- _WRITTEN PROBLEM_
Lines that contain the string "text" are to be copied; leave out all others.

Rows from a dataset:

= = =

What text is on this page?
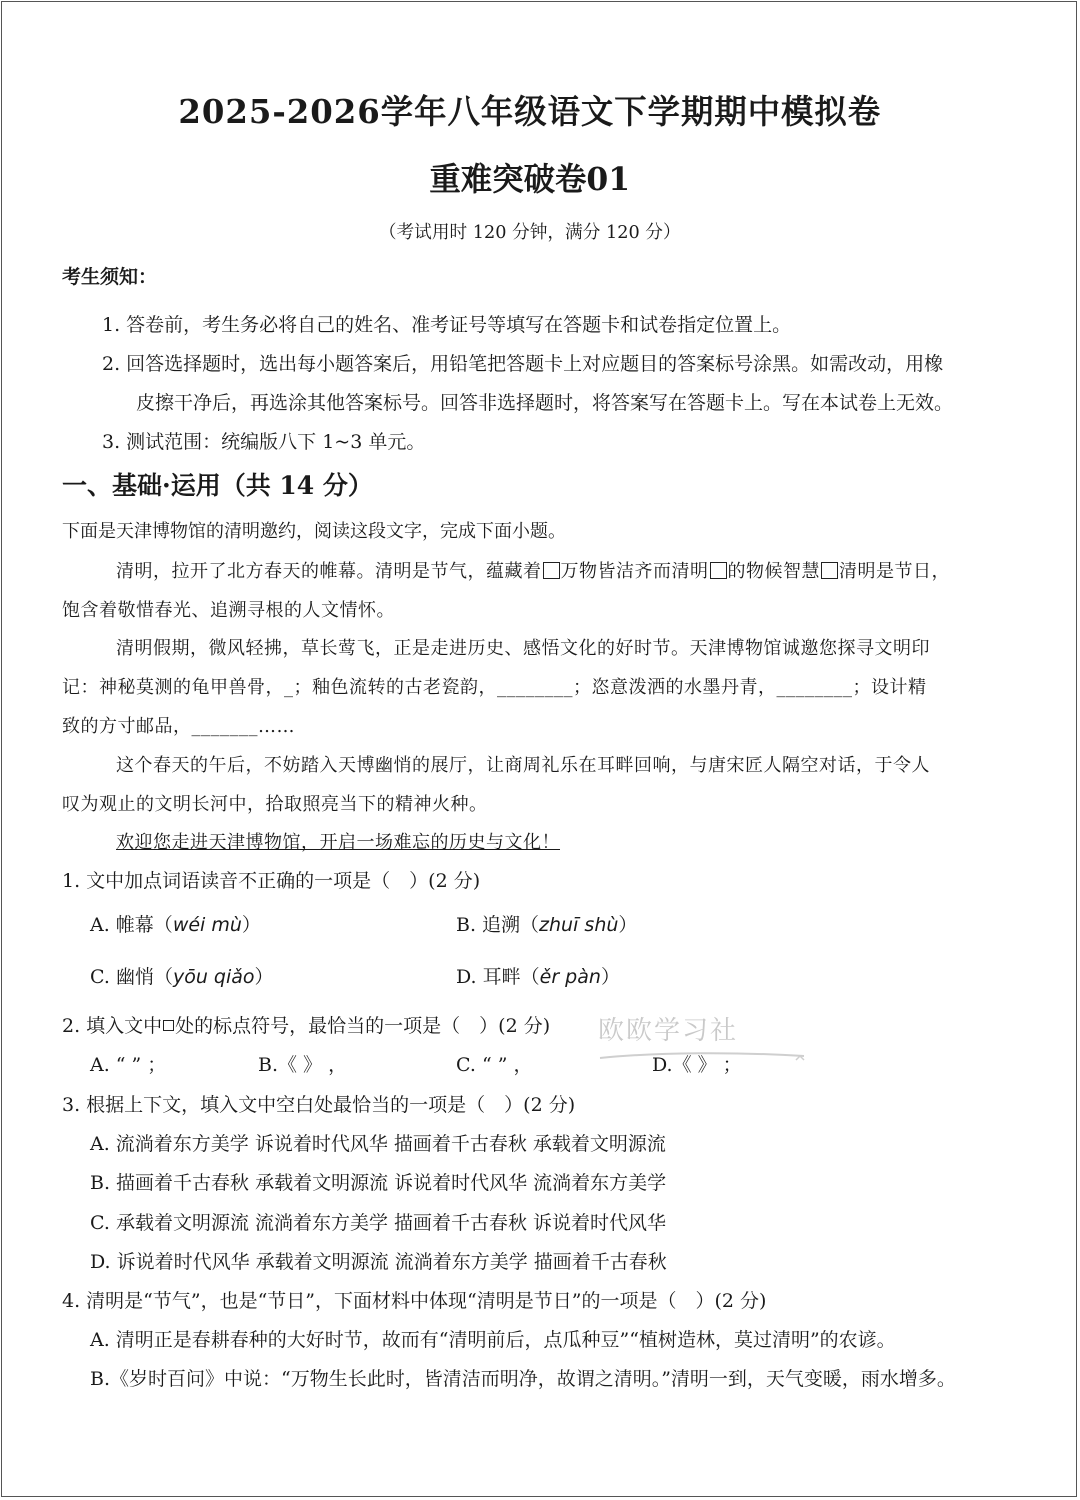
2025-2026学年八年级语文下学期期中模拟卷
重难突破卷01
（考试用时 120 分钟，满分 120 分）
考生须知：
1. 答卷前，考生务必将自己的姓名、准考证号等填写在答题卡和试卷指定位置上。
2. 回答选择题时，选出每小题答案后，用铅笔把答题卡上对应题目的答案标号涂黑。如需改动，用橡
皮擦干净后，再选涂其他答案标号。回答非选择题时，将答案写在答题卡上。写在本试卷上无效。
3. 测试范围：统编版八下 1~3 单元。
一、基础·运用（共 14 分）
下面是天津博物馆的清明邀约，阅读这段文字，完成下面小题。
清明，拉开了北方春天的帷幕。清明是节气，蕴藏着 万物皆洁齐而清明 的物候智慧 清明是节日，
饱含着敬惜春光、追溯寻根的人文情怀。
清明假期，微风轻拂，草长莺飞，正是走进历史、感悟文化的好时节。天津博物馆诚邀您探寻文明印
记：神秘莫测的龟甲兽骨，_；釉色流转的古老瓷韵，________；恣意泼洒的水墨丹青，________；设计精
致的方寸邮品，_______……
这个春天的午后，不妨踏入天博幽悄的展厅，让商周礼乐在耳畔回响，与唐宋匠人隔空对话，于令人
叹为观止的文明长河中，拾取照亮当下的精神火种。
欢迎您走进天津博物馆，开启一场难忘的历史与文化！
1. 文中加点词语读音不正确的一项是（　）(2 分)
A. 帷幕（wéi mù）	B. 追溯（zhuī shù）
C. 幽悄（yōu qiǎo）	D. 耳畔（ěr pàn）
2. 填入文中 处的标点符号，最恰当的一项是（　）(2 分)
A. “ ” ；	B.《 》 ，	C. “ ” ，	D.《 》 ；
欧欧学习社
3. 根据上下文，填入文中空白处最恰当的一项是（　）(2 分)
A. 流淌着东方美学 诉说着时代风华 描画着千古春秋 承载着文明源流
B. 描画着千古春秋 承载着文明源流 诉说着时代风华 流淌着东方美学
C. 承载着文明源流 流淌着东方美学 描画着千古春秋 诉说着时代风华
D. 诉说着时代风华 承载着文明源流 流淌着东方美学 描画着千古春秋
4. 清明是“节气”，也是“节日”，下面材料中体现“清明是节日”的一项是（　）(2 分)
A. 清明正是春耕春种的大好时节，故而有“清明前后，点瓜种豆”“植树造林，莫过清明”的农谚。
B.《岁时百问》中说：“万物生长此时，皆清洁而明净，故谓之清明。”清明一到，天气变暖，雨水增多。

= = =

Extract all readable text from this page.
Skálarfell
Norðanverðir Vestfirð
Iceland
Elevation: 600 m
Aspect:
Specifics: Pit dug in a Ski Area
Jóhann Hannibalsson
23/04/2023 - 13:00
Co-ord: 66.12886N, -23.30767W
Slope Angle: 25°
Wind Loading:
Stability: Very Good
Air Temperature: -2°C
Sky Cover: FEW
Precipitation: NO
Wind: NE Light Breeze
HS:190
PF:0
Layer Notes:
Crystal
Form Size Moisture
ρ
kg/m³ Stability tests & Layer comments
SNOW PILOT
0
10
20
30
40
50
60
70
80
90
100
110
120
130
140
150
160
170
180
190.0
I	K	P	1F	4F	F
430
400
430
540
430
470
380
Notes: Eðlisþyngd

= = =

- _FINISHED ANSWER_
What text is on this page?
Extract all readable text from this page.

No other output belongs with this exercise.